Stored records
▶
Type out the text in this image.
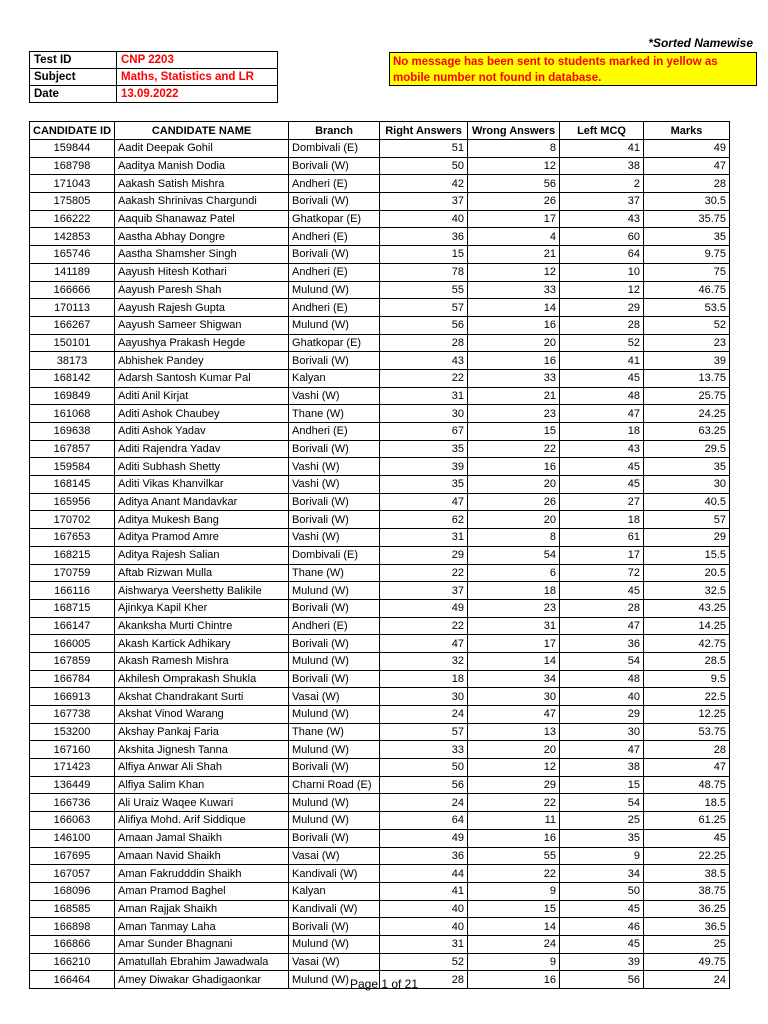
*Sorted Namewise
Test ID	CNP 2203
Subject	Maths, Statistics and LR
Date	13.09.2022
No message has been sent to students marked in yellow as mobile number not found in database.
CANDIDATE ID	CANDIDATE NAME	Branch	Right Answers	Wrong Answers	Left MCQ	Marks
159844	Aadit Deepak Gohil	Dombivali (E)	51	8	41	49
168798	Aaditya Manish Dodia	Borivali (W)	50	12	38	47
171043	Aakash Satish Mishra	Andheri (E)	42	56	2	28
175805	Aakash Shrinivas Chargundi	Borivali (W)	37	26	37	30.5
166222	Aaquib Shanawaz Patel	Ghatkopar (E)	40	17	43	35.75
142853	Aastha Abhay Dongre	Andheri (E)	36	4	60	35
165746	Aastha Shamsher Singh	Borivali (W)	15	21	64	9.75
141189	Aayush Hitesh Kothari	Andheri (E)	78	12	10	75
166666	Aayush Paresh Shah	Mulund (W)	55	33	12	46.75
170113	Aayush Rajesh Gupta	Andheri (E)	57	14	29	53.5
166267	Aayush Sameer Shigwan	Mulund (W)	56	16	28	52
150101	Aayushya Prakash Hegde	Ghatkopar (E)	28	20	52	23
38173	Abhishek Pandey	Borivali (W)	43	16	41	39
168142	Adarsh Santosh Kumar Pal	Kalyan	22	33	45	13.75
169849	Aditi Anil Kirjat	Vashi (W)	31	21	48	25.75
161068	Aditi Ashok Chaubey	Thane (W)	30	23	47	24.25
169638	Aditi Ashok Yadav	Andheri (E)	67	15	18	63.25
167857	Aditi Rajendra Yadav	Borivali (W)	35	22	43	29.5
159584	Aditi Subhash Shetty	Vashi (W)	39	16	45	35
168145	Aditi Vikas Khanvilkar	Vashi (W)	35	20	45	30
165956	Aditya Anant Mandavkar	Borivali (W)	47	26	27	40.5
170702	Aditya Mukesh Bang	Borivali (W)	62	20	18	57
167653	Aditya Pramod Amre	Vashi (W)	31	8	61	29
168215	Aditya Rajesh Salian	Dombivali (E)	29	54	17	15.5
170759	Aftab Rizwan Mulla	Thane (W)	22	6	72	20.5
166116	Aishwarya Veershetty Balikile	Mulund (W)	37	18	45	32.5
168715	Ajinkya Kapil Kher	Borivali (W)	49	23	28	43.25
166147	Akanksha Murti Chintre	Andheri (E)	22	31	47	14.25
166005	Akash Kartick Adhikary	Borivali (W)	47	17	36	42.75
167859	Akash Ramesh Mishra	Mulund (W)	32	14	54	28.5
166784	Akhilesh Omprakash Shukla	Borivali (W)	18	34	48	9.5
166913	Akshat Chandrakant Surti	Vasai (W)	30	30	40	22.5
167738	Akshat Vinod Warang	Mulund (W)	24	47	29	12.25
153200	Akshay Pankaj Faria	Thane (W)	57	13	30	53.75
167160	Akshita Jignesh Tanna	Mulund (W)	33	20	47	28
171423	Alfiya Anwar Ali Shah	Borivali (W)	50	12	38	47
136449	Alfiya Salim Khan	Charni Road (E)	56	29	15	48.75
166736	Ali Uraiz Waqee Kuwari	Mulund (W)	24	22	54	18.5
166063	Alifiya Mohd. Arif Siddique	Mulund (W)	64	11	25	61.25
146100	Amaan Jamal Shaikh	Borivali (W)	49	16	35	45
167695	Amaan Navid Shaikh	Vasai (W)	36	55	9	22.25
167057	Aman Fakrudddin Shaikh	Kandivali (W)	44	22	34	38.5
168096	Aman Pramod Baghel	Kalyan	41	9	50	38.75
168585	Aman Rajjak Shaikh	Kandivali (W)	40	15	45	36.25
166898	Aman Tanmay Laha	Borivali (W)	40	14	46	36.5
166866	Amar Sunder Bhagnani	Mulund (W)	31	24	45	25
166210	Amatullah Ebrahim Jawadwala	Vasai (W)	52	9	39	49.75
166464	Amey Diwakar Ghadigaonkar	Mulund (W)	28	16	56	24
Page 1 of 21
◀
What the task asks: Pick out the lines above that hold the string "Akshat" and show them.

Task result:
166913	Akshat Chandrakant Surti	Vasai (W)	30	30	40	22.5
167738	Akshat Vinod Warang	Mulund (W)	24	47	29	12.25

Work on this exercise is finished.